## DATA SUPPLIED:

☆ ☆ ☆ ☆

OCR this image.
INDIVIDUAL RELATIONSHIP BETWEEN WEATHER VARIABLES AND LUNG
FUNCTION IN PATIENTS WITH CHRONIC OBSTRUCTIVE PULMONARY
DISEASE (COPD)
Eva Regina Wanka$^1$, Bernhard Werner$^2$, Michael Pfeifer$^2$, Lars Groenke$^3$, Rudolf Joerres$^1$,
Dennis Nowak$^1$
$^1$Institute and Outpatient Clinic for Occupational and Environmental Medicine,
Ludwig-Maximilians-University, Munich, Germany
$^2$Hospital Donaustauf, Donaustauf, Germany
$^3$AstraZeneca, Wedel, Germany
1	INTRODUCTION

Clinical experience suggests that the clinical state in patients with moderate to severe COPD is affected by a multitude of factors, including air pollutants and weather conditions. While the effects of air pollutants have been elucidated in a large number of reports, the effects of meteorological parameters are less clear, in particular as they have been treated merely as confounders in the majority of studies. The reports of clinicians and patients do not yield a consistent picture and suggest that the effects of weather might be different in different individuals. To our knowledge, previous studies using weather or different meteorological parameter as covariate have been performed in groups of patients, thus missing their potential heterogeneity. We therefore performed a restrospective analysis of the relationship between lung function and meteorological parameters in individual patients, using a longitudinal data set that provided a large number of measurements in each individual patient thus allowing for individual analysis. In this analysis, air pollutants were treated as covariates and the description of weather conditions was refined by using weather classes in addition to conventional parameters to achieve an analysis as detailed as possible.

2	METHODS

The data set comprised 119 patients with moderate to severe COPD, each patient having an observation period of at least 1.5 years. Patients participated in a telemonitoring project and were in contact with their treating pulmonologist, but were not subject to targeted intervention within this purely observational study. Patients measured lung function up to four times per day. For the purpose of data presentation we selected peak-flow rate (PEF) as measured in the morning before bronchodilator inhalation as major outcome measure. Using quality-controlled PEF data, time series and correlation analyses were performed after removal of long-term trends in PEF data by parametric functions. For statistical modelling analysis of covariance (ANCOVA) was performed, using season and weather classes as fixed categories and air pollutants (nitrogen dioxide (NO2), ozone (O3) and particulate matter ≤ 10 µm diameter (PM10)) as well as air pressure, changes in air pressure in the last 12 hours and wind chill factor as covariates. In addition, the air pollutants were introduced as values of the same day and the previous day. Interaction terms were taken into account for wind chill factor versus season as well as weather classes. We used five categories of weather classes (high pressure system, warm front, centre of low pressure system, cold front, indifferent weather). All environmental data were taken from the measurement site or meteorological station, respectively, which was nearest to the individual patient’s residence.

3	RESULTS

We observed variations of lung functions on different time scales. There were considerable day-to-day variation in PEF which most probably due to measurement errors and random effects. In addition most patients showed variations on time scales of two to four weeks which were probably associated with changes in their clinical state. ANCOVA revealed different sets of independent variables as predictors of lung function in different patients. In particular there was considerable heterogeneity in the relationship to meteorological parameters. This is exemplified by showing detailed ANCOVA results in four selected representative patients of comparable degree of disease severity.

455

☆ ☆ ☆ ☆

## WORK REQUIRED:
The records above must be restated. Preserve every word.

## OUTPUT OF THE TASK:
OCR this image.
INDIVIDUAL RELATIONSHIP BETWEEN WEATHER VARIABLES AND LUNG
FUNCTION IN PATIENTS WITH CHRONIC OBSTRUCTIVE PULMONARY
DISEASE (COPD)
Eva Regina Wanka$^1$, Bernhard Werner$^2$, Michael Pfeifer$^2$, Lars Groenke$^3$, Rudolf Joerres$^1$,
Dennis Nowak$^1$
$^1$Institute and Outpatient Clinic for Occupational and Environmental Medicine,
Ludwig-Maximilians-University, Munich, Germany
$^2$Hospital Donaustauf, Donaustauf, Germany
$^3$AstraZeneca, Wedel, Germany
1	INTRODUCTION

Clinical experience suggests that the clinical state in patients with moderate to severe COPD is affected by a multitude of factors, including air pollutants and weather conditions. While the effects of air pollutants have been elucidated in a large number of reports, the effects of meteorological parameters are less clear, in particular as they have been treated merely as confounders in the majority of studies. The reports of clinicians and patients do not yield a consistent picture and suggest that the effects of weather might be different in different individuals. To our knowledge, previous studies using weather or different meteorological parameter as covariate have been performed in groups of patients, thus missing their potential heterogeneity. We therefore performed a restrospective analysis of the relationship between lung function and meteorological parameters in individual patients, using a longitudinal data set that provided a large number of measurements in each individual patient thus allowing for individual analysis. In this analysis, air pollutants were treated as covariates and the description of weather conditions was refined by using weather classes in addition to conventional parameters to achieve an analysis as detailed as possible.

2	METHODS

The data set comprised 119 patients with moderate to severe COPD, each patient having an observation period of at least 1.5 years. Patients participated in a telemonitoring project and were in contact with their treating pulmonologist, but were not subject to targeted intervention within this purely observational study. Patients measured lung function up to four times per day. For the purpose of data presentation we selected peak-flow rate (PEF) as measured in the morning before bronchodilator inhalation as major outcome measure. Using quality-controlled PEF data, time series and correlation analyses were performed after removal of long-term trends in PEF data by parametric functions. For statistical modelling analysis of covariance (ANCOVA) was performed, using season and weather classes as fixed categories and air pollutants (nitrogen dioxide (NO2), ozone (O3) and particulate matter ≤ 10 µm diameter (PM10)) as well as air pressure, changes in air pressure in the last 12 hours and wind chill factor as covariates. In addition, the air pollutants were introduced as values of the same day and the previous day. Interaction terms were taken into account for wind chill factor versus season as well as weather classes. We used five categories of weather classes (high pressure system, warm front, centre of low pressure system, cold front, indifferent weather). All environmental data were taken from the measurement site or meteorological station, respectively, which was nearest to the individual patient’s residence.

3	RESULTS

We observed variations of lung functions on different time scales. There were considerable day-to-day variation in PEF which most probably due to measurement errors and random effects. In addition most patients showed variations on time scales of two to four weeks which were probably associated with changes in their clinical state. ANCOVA revealed different sets of independent variables as predictors of lung function in different patients. In particular there was considerable heterogeneity in the relationship to meteorological parameters. This is exemplified by showing detailed ANCOVA results in four selected representative patients of comparable degree of disease severity.

455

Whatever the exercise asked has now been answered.